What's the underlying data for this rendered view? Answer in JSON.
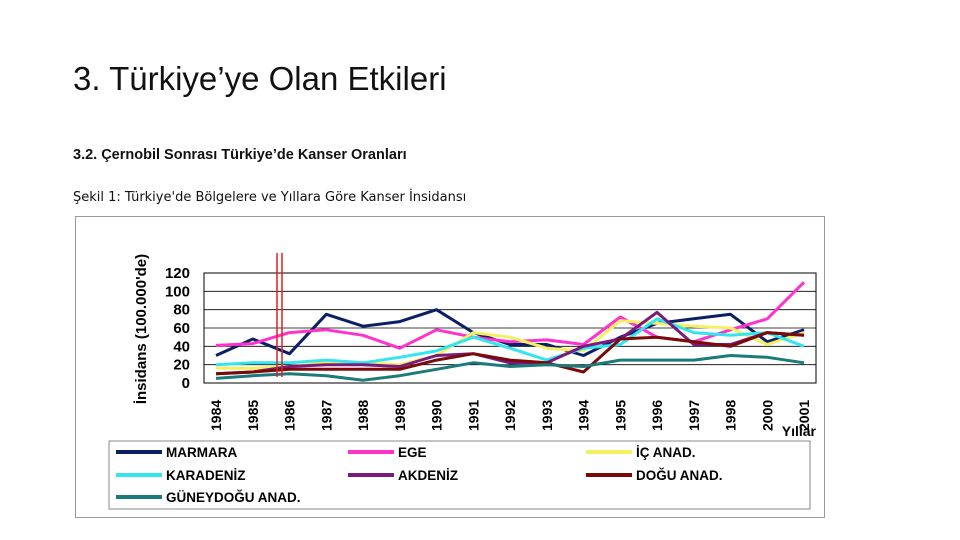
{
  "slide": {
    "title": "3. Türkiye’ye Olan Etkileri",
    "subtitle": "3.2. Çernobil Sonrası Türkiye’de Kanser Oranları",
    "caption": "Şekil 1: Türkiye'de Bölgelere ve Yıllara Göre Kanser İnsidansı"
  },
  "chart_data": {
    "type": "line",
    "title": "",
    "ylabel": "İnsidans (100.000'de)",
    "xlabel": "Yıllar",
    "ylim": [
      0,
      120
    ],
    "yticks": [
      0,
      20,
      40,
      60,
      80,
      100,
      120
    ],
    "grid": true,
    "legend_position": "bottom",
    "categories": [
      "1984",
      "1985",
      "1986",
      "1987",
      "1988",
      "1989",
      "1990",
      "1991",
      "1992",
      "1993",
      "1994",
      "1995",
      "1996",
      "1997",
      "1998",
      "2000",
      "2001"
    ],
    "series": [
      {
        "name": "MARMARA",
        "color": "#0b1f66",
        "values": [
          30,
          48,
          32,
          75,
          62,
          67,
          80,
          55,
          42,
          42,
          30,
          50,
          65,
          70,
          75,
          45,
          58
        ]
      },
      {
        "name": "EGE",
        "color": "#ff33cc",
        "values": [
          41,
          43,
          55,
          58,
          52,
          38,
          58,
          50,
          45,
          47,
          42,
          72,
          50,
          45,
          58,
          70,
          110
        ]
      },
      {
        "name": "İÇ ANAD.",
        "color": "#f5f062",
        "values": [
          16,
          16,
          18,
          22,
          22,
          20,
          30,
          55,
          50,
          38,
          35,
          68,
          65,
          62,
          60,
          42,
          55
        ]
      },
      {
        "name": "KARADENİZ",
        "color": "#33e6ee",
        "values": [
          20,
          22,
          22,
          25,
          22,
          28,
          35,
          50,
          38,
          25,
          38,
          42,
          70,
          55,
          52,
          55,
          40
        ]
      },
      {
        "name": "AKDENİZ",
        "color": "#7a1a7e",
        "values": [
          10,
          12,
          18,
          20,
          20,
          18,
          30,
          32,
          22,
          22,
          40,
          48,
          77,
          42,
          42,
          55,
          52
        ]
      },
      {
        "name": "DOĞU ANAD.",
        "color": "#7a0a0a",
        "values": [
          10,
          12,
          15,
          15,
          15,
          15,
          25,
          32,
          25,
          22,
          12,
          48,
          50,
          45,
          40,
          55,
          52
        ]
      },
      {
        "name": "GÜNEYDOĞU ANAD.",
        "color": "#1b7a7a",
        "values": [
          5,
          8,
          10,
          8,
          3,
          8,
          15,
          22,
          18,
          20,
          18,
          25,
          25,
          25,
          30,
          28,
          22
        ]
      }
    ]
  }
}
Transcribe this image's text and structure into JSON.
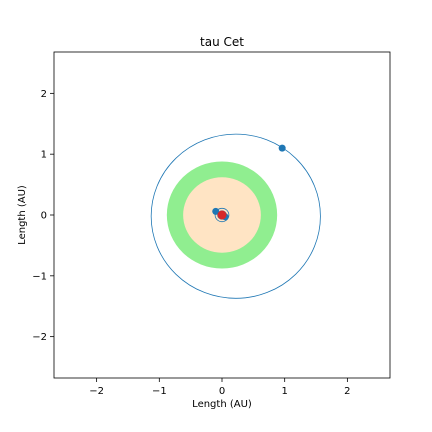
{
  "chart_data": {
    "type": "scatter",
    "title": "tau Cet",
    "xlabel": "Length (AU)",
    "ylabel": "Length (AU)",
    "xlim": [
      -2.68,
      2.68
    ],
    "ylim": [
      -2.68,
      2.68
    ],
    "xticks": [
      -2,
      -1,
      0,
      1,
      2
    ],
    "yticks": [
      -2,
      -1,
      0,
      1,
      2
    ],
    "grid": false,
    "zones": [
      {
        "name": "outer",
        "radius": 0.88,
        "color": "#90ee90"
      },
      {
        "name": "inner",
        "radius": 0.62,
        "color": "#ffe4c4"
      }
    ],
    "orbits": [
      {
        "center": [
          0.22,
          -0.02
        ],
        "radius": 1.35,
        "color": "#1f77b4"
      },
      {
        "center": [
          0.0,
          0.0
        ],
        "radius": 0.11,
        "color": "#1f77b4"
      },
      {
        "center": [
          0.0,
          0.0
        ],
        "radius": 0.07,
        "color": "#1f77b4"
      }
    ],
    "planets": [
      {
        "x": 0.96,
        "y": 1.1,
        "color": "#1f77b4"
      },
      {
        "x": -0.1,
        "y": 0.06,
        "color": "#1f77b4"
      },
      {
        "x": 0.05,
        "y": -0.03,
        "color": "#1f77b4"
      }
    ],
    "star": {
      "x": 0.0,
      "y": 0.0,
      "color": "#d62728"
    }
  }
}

___

▸ **To be done**: Your task is to collect every line above that contains the word "Türkiye".

▸ **Expected answer**:
    "title": "3. Türkiye’ye Olan Etkileri",
    "subtitle": "3.2. Çernobil Sonrası Türkiye’de Kanser Oranları",
    "caption": "Şekil 1: Türkiye'de Bölgelere ve Yıllara Göre Kanser İnsidansı"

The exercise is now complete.